Structured figure records

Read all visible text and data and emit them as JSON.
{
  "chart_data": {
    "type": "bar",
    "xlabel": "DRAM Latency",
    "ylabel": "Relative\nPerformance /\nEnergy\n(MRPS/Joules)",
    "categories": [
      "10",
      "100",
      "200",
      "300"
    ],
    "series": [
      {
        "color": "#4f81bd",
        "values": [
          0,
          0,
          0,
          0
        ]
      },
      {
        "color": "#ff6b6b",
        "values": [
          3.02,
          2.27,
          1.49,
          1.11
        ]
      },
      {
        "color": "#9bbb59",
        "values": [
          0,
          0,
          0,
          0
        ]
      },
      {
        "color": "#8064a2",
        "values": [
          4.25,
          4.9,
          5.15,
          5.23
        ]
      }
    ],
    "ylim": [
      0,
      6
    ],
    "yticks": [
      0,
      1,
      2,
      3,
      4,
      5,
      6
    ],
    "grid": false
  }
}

__What is being asked__
Retype every record above exactly as written.

__Full answer__
Read all visible text and data and emit them as JSON.
{
  "chart_data": {
    "type": "bar",
    "xlabel": "DRAM Latency",
    "ylabel": "Relative\nPerformance /\nEnergy\n(MRPS/Joules)",
    "categories": [
      "10",
      "100",
      "200",
      "300"
    ],
    "series": [
      {
        "color": "#4f81bd",
        "values": [
          0,
          0,
          0,
          0
        ]
      },
      {
        "color": "#ff6b6b",
        "values": [
          3.02,
          2.27,
          1.49,
          1.11
        ]
      },
      {
        "color": "#9bbb59",
        "values": [
          0,
          0,
          0,
          0
        ]
      },
      {
        "color": "#8064a2",
        "values": [
          4.25,
          4.9,
          5.15,
          5.23
        ]
      }
    ],
    "ylim": [
      0,
      6
    ],
    "yticks": [
      0,
      1,
      2,
      3,
      4,
      5,
      6
    ],
    "grid": false
  }
}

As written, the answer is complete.